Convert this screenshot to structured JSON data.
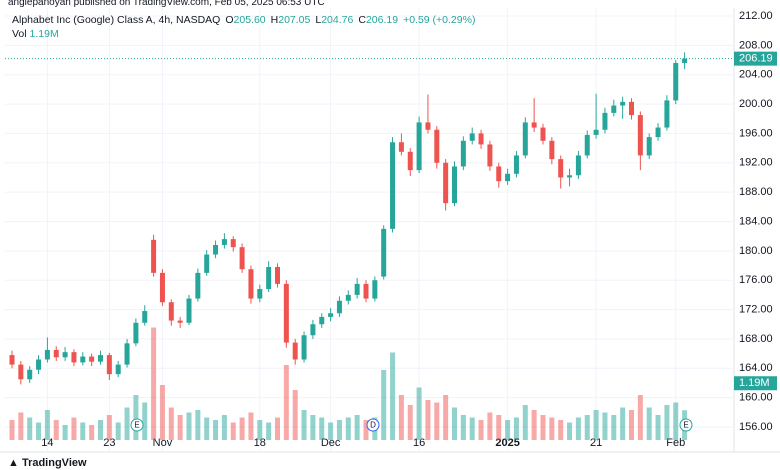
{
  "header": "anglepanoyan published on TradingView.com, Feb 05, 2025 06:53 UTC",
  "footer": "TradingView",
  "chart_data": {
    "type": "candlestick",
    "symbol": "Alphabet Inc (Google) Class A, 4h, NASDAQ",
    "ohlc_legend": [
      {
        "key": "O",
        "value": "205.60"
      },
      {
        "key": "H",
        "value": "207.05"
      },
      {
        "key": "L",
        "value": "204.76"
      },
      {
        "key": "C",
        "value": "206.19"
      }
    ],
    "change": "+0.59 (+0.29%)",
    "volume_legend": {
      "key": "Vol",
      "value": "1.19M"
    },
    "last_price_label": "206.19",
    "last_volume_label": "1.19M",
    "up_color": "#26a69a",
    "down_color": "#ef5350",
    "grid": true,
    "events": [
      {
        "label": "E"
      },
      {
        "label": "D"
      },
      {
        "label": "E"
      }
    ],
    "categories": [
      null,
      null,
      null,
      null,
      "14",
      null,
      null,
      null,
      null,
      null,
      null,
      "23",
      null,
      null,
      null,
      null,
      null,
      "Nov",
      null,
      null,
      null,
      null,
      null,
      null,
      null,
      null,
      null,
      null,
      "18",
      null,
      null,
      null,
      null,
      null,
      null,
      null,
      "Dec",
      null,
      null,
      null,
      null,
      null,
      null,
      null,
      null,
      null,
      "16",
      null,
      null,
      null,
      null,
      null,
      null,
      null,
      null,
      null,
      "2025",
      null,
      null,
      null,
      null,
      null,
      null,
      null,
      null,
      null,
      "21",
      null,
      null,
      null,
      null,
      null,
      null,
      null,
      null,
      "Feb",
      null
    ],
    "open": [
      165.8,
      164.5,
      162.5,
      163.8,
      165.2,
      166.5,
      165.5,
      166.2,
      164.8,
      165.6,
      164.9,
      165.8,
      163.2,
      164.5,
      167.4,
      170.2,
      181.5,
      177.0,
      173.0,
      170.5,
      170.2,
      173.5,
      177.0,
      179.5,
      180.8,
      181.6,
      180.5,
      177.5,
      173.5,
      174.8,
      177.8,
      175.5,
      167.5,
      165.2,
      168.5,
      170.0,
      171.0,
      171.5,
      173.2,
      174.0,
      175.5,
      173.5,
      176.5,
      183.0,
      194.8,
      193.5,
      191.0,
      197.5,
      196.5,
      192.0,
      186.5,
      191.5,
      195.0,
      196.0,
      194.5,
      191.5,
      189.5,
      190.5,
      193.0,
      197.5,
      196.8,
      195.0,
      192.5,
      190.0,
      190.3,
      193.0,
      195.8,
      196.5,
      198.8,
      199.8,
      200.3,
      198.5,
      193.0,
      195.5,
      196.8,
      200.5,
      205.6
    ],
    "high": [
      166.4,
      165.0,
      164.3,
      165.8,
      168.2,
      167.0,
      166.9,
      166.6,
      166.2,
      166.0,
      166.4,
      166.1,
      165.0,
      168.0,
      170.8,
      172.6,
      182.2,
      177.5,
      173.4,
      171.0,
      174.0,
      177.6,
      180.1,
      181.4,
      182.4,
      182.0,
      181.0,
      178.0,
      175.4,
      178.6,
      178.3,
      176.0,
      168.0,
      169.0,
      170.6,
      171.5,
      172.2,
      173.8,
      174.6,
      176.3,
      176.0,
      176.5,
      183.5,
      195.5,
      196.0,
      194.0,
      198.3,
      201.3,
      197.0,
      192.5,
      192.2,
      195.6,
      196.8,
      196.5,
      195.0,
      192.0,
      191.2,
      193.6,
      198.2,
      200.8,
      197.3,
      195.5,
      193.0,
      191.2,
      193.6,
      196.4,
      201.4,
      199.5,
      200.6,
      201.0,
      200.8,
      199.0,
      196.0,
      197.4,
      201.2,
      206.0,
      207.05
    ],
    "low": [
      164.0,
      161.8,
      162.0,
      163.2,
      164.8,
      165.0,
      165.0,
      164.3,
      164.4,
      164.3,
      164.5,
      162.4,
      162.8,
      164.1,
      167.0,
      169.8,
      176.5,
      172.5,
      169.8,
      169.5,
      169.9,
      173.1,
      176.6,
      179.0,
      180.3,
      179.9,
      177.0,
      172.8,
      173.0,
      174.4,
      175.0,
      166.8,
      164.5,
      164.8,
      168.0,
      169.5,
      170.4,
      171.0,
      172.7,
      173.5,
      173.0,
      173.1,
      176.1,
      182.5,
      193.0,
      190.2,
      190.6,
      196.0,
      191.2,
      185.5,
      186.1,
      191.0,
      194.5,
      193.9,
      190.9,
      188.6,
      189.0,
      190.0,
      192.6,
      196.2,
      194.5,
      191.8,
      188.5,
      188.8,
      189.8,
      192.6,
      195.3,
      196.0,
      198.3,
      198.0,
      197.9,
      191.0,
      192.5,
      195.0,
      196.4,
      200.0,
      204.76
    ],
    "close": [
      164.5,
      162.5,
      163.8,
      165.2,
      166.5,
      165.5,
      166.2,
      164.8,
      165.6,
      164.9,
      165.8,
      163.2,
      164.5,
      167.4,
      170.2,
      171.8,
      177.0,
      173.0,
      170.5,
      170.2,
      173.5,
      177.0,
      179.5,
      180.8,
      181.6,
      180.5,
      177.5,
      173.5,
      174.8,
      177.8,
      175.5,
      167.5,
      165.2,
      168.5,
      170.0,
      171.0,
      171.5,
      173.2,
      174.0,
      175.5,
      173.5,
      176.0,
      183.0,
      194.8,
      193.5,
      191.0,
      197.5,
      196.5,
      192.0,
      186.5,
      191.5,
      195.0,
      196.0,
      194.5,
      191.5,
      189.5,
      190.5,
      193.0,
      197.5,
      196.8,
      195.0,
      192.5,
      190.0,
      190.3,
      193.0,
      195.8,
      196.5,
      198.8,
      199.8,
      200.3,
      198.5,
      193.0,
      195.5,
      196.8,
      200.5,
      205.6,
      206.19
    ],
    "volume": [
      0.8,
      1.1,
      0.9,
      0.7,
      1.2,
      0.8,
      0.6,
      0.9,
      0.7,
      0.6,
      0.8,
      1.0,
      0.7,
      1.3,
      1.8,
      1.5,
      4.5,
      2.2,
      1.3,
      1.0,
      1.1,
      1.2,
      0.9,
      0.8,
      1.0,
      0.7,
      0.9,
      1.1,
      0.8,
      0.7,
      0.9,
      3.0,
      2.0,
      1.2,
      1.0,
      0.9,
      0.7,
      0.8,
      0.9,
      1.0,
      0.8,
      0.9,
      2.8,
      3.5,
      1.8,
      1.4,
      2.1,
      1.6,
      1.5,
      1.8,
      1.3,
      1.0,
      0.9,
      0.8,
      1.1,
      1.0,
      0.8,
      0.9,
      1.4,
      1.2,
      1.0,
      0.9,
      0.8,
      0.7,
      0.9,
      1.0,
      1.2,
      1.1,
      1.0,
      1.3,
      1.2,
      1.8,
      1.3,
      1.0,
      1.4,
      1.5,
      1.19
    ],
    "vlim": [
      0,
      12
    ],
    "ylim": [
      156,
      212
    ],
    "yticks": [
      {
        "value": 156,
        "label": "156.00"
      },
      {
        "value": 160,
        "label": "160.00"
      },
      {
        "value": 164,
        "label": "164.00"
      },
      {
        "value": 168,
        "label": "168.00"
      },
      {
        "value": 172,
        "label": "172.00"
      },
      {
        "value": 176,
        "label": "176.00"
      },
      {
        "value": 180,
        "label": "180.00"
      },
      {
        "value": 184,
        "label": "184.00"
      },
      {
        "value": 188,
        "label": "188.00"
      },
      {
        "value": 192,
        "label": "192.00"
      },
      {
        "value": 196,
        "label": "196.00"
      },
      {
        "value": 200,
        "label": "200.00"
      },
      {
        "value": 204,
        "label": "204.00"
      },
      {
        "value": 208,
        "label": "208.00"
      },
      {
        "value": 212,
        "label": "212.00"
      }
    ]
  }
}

--

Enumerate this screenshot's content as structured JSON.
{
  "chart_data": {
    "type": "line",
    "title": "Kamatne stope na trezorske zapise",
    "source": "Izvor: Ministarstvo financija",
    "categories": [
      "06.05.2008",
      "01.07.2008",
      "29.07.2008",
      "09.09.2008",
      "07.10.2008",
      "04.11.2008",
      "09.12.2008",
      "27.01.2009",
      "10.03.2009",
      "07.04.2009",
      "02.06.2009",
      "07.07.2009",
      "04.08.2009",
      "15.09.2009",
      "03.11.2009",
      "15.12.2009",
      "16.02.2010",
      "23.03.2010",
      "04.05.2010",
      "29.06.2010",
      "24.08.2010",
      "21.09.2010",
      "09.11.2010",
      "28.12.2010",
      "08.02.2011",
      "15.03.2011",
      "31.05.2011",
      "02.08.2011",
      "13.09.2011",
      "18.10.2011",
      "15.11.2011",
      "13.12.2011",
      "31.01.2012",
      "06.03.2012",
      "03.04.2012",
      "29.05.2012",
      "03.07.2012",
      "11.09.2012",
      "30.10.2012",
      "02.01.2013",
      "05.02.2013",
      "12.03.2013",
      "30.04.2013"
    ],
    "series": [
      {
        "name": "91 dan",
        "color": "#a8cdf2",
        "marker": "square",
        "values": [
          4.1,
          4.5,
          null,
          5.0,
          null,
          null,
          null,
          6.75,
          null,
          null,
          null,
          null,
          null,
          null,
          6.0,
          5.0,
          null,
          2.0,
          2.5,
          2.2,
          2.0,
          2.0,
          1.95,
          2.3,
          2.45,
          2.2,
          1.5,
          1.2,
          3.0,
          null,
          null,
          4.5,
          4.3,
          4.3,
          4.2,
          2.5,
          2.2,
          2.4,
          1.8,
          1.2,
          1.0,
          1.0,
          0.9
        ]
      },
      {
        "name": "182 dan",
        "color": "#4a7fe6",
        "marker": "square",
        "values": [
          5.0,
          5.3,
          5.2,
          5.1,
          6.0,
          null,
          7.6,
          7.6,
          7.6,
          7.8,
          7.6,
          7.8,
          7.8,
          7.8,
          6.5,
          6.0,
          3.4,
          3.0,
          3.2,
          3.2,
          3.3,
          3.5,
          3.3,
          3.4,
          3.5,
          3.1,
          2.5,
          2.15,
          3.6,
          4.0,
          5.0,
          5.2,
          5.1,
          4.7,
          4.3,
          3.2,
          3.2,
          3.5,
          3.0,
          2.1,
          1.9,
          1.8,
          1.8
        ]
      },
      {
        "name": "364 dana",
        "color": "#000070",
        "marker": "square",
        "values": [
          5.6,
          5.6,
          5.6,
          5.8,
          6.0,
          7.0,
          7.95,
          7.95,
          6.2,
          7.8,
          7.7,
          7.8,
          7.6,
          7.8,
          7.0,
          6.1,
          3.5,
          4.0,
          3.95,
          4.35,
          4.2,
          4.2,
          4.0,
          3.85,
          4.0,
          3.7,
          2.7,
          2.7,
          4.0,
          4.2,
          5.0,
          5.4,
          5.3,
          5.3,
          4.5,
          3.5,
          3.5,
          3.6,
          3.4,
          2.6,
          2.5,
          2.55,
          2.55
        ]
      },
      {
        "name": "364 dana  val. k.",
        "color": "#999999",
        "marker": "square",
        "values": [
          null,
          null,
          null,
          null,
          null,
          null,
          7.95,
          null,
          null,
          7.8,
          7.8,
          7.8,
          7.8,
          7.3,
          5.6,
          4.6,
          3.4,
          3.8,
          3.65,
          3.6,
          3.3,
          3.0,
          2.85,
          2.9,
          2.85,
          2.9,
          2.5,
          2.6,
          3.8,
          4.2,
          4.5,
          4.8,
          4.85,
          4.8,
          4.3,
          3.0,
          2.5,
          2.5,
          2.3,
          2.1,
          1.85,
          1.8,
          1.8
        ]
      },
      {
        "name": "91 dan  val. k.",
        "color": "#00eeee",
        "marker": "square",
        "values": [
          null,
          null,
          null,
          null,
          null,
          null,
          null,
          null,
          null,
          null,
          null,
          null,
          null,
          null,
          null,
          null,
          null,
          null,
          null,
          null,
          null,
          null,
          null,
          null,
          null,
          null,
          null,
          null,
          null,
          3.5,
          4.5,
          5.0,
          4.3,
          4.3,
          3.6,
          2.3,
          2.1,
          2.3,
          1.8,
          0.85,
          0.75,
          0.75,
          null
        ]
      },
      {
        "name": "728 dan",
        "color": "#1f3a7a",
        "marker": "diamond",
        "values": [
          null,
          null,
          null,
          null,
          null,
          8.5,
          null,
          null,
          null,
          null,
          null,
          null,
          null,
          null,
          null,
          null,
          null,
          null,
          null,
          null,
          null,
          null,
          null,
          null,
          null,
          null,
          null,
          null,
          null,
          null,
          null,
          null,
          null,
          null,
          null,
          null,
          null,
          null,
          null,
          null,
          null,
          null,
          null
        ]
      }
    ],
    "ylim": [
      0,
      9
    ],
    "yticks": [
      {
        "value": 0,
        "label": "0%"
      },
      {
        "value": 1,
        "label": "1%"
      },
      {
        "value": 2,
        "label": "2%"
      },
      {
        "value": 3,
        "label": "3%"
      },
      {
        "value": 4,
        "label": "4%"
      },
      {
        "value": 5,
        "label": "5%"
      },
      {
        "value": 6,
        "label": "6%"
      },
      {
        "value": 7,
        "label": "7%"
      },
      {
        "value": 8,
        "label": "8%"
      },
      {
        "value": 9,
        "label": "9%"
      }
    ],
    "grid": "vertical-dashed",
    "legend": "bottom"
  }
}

--

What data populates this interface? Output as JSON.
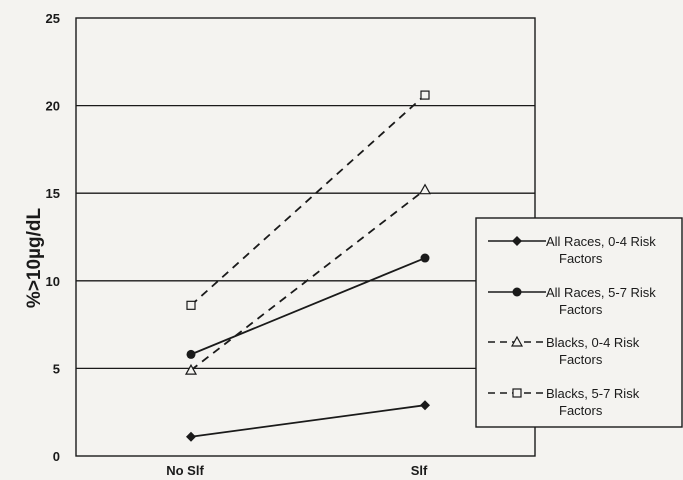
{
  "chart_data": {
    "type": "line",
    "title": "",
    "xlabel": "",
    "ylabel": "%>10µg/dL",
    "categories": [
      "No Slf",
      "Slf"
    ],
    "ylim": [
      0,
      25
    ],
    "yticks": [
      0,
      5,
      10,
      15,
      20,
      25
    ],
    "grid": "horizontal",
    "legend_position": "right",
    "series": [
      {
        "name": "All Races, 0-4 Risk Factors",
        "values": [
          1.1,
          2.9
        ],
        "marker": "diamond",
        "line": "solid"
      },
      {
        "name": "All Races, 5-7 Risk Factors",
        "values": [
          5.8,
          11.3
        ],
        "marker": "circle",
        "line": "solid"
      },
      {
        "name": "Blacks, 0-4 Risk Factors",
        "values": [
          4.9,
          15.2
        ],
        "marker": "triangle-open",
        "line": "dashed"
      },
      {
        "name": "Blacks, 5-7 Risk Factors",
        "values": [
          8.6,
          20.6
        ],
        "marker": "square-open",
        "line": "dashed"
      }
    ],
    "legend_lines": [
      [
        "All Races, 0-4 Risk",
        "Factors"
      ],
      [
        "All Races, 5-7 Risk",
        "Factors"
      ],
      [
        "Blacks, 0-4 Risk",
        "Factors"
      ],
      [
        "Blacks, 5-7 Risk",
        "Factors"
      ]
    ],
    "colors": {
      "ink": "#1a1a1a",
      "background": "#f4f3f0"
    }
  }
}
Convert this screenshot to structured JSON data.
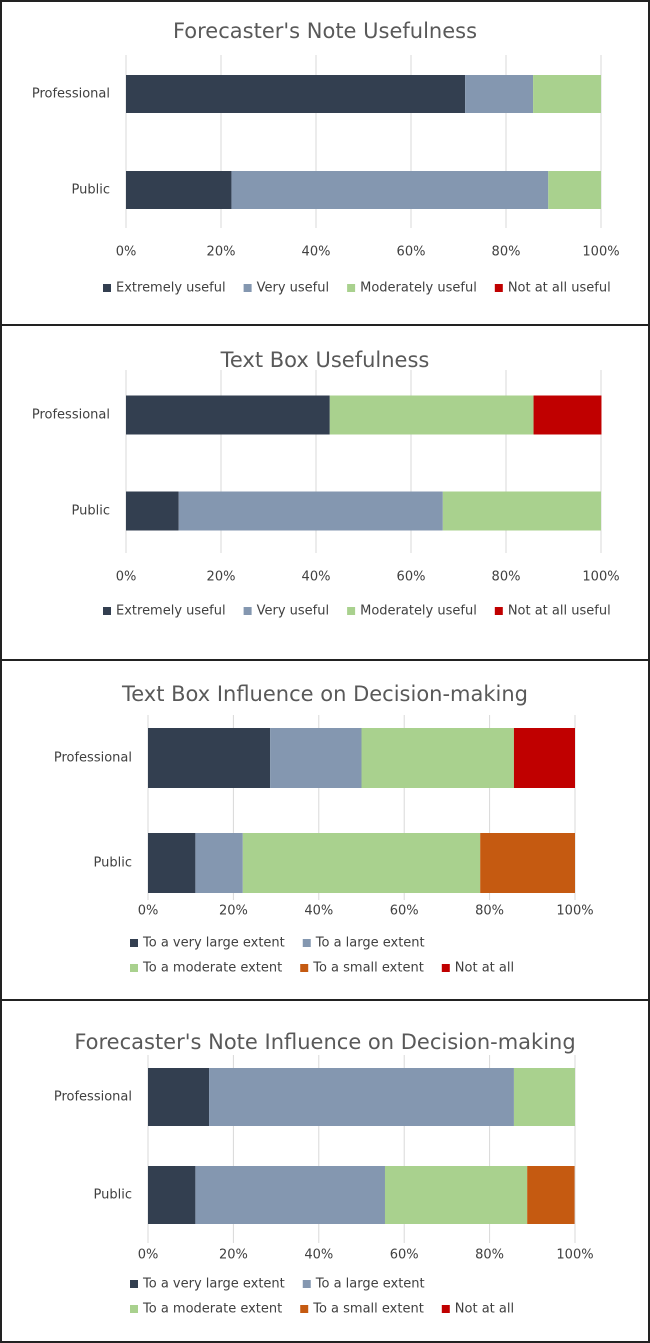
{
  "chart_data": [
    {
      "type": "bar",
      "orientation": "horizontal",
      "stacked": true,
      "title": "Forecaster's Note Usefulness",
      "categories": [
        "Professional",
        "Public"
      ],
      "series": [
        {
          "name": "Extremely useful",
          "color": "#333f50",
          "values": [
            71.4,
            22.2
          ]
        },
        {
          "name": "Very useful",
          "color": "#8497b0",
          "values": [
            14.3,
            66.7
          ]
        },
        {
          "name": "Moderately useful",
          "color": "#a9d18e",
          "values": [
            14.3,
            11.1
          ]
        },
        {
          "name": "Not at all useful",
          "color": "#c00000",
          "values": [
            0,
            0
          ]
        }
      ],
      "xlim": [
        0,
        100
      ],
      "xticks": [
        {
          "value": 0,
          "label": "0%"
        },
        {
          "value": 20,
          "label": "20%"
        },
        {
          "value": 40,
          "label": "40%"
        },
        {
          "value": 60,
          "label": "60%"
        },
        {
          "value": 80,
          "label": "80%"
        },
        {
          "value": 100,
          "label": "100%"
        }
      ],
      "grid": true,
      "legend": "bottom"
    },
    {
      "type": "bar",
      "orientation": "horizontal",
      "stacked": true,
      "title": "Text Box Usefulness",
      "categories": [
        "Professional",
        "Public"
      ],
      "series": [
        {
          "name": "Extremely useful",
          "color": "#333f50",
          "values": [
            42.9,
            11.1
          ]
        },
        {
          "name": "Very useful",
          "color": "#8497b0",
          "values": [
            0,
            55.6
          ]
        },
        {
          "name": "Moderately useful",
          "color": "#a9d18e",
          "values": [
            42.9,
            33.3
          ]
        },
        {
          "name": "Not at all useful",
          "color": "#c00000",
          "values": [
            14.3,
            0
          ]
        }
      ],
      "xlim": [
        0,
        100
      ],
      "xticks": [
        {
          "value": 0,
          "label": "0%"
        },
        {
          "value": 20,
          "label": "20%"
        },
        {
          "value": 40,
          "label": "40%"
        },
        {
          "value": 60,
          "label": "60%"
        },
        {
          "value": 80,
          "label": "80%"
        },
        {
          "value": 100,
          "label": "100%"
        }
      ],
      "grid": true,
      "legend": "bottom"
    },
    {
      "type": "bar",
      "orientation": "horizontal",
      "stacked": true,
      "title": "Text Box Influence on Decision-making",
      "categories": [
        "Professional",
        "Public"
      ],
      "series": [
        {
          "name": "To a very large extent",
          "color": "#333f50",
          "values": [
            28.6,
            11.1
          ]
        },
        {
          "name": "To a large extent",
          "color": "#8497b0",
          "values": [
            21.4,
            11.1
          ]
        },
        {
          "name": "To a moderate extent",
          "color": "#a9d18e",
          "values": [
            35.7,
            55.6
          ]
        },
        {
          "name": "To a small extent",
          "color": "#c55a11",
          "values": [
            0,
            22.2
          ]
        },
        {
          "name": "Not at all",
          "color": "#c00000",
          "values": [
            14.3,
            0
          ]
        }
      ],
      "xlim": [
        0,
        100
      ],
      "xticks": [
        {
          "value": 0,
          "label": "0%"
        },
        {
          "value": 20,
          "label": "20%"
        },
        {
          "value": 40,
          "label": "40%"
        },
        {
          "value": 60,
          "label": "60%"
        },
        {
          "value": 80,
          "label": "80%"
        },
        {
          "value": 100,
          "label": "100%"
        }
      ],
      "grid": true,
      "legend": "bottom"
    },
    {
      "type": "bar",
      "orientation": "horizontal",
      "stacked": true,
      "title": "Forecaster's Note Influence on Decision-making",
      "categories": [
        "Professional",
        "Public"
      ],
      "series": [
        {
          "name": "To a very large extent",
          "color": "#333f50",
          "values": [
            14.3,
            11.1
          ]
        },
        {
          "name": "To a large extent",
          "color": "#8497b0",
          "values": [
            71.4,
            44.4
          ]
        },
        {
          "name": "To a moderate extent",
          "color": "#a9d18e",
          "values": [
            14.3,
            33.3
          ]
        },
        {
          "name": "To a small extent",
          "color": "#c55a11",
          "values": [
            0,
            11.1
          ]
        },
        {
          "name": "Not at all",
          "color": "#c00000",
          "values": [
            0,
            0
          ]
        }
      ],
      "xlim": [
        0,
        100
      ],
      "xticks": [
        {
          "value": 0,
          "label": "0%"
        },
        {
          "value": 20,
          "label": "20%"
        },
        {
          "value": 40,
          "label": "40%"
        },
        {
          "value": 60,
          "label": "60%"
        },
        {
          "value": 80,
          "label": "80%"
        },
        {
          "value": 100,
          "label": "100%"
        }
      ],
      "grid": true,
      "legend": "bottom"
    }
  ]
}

Goal of the exercise:
Looking at the records above, say how many lines hold the string "this". Write nothing but the number.

Solution:
4